To do →
Wherever the word "individuals" appears in the entries, copy the whole line.

Stored rows →
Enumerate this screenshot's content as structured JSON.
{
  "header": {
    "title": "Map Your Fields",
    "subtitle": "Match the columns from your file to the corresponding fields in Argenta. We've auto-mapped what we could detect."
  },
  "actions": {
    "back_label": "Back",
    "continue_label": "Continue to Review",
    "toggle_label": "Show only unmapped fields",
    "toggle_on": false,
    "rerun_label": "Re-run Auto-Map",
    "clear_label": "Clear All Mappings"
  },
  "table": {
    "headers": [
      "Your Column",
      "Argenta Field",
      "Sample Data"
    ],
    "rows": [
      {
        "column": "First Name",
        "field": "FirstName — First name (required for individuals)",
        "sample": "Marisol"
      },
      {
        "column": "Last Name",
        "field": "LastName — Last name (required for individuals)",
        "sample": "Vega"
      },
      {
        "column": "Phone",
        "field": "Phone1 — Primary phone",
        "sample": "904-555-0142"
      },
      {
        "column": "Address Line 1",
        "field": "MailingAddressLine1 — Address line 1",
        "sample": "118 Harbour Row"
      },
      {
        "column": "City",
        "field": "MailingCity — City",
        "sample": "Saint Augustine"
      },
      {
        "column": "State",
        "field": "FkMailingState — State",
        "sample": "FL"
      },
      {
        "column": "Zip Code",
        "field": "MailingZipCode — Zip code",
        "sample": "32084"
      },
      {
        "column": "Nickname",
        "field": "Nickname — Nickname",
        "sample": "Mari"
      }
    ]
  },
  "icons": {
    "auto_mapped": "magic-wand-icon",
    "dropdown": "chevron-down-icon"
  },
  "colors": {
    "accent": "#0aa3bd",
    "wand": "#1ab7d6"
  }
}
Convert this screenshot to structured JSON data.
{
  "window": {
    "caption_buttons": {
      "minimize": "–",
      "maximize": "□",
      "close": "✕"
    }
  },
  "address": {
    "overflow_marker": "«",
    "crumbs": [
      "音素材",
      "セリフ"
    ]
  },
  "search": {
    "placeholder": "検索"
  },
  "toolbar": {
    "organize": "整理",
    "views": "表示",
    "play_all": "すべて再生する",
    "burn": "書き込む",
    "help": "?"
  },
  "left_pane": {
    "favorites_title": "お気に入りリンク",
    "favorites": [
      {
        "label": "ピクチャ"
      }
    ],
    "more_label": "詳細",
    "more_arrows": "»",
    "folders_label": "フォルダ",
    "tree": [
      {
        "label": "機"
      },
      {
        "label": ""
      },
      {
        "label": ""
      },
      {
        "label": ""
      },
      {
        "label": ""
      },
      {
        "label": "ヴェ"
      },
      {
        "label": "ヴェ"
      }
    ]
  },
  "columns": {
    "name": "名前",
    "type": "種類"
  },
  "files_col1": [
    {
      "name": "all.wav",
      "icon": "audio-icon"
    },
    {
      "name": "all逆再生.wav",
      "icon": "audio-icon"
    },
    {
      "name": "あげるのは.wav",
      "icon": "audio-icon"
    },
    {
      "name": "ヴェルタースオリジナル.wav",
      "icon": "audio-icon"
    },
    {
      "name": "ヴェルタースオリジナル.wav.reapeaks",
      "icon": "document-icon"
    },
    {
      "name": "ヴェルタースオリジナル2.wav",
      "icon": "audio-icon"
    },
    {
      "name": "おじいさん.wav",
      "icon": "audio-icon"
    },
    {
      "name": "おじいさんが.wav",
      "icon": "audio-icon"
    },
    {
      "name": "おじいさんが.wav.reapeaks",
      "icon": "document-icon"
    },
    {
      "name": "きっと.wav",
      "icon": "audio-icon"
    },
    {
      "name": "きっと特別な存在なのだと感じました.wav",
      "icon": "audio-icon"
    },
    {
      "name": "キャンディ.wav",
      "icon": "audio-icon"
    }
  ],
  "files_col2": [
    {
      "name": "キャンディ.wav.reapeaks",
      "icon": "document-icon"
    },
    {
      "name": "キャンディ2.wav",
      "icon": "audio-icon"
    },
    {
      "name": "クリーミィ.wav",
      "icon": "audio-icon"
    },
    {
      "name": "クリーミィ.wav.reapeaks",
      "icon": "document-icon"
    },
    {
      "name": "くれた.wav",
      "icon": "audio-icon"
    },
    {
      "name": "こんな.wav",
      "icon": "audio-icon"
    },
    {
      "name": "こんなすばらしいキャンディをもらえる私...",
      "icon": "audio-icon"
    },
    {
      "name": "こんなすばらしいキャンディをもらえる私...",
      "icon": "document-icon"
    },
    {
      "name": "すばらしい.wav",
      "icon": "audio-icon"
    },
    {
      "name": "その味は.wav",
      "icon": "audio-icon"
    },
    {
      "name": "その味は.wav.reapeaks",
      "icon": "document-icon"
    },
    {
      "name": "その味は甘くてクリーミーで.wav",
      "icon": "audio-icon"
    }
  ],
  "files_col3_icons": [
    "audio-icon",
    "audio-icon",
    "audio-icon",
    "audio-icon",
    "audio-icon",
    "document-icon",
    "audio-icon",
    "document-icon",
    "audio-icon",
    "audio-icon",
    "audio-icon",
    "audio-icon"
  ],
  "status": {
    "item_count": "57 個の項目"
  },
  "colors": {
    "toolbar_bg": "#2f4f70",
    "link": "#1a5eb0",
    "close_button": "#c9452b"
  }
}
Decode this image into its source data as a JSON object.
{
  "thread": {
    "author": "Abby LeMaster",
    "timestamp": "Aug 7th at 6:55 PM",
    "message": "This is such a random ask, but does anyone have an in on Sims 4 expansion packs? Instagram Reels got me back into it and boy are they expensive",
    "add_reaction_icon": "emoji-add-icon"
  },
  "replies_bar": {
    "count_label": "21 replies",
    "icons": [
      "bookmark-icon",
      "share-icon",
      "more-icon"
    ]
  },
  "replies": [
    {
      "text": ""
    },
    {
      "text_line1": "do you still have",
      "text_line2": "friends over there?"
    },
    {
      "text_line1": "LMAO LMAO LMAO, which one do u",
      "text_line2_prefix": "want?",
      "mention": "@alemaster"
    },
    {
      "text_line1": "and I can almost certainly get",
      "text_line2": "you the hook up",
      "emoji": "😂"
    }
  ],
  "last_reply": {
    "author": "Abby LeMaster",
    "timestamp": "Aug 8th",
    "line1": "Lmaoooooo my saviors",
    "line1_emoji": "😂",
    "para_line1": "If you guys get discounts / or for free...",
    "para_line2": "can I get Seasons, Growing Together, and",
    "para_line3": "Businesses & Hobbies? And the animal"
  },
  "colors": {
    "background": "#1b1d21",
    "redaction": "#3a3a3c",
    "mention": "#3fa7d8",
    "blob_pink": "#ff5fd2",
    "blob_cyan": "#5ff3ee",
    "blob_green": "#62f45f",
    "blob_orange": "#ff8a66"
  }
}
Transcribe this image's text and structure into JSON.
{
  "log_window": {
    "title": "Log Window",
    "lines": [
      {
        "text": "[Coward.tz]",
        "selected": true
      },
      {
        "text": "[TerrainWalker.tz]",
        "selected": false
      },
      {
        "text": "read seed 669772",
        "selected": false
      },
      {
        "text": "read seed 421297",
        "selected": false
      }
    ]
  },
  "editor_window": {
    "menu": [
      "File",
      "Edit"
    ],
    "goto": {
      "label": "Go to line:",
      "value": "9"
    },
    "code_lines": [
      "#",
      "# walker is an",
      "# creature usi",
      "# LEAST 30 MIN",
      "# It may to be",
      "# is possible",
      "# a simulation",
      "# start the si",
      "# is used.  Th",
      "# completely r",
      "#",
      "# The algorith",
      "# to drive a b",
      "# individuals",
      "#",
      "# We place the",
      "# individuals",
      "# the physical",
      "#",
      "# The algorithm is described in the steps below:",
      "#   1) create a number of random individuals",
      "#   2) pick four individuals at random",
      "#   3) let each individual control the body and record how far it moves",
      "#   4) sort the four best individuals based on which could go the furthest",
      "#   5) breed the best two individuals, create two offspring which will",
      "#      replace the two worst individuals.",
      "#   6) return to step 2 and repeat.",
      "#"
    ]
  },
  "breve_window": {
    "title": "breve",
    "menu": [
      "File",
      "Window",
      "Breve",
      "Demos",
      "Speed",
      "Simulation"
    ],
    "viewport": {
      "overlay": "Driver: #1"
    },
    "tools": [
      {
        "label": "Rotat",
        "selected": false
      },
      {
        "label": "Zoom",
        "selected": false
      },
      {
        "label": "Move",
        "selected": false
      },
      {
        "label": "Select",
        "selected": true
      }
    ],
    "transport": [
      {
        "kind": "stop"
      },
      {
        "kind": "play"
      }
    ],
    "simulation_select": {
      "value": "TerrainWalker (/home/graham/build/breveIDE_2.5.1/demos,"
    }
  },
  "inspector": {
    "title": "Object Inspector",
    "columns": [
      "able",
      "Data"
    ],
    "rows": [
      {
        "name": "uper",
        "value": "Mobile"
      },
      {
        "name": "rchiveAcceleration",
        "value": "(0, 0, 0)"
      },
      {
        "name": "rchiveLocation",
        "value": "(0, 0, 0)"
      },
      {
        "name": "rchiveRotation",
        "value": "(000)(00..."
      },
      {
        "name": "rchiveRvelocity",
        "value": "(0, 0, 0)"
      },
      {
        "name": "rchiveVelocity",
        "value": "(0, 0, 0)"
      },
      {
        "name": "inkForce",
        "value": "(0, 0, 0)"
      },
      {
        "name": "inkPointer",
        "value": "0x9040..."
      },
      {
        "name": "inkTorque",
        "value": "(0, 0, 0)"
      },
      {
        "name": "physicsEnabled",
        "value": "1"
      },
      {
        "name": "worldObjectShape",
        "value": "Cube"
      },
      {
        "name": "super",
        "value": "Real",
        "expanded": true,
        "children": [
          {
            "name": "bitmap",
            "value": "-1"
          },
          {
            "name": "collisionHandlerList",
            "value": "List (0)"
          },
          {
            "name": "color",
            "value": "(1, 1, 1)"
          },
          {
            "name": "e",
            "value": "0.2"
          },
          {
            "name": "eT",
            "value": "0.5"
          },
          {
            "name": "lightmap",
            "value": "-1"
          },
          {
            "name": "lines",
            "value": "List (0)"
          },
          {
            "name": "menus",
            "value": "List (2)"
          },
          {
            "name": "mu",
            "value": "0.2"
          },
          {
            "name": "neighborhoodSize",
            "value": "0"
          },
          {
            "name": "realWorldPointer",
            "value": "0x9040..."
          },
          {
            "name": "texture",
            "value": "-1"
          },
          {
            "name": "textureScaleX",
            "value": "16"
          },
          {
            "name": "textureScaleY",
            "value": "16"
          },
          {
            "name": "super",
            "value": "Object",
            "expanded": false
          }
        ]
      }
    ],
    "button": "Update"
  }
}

Response below →
        "field": "FirstName — First name (required for individuals)",
        "field": "LastName — Last name (required for individuals)",
      "# individuals",
      "# individuals",
      "#   1) create a number of random individuals",
      "#   2) pick four individuals at random",
      "#   4) sort the four best individuals based on which could go the furthest",
      "#   5) breed the best two individuals, create two offspring which will",
      "#      replace the two worst individuals.",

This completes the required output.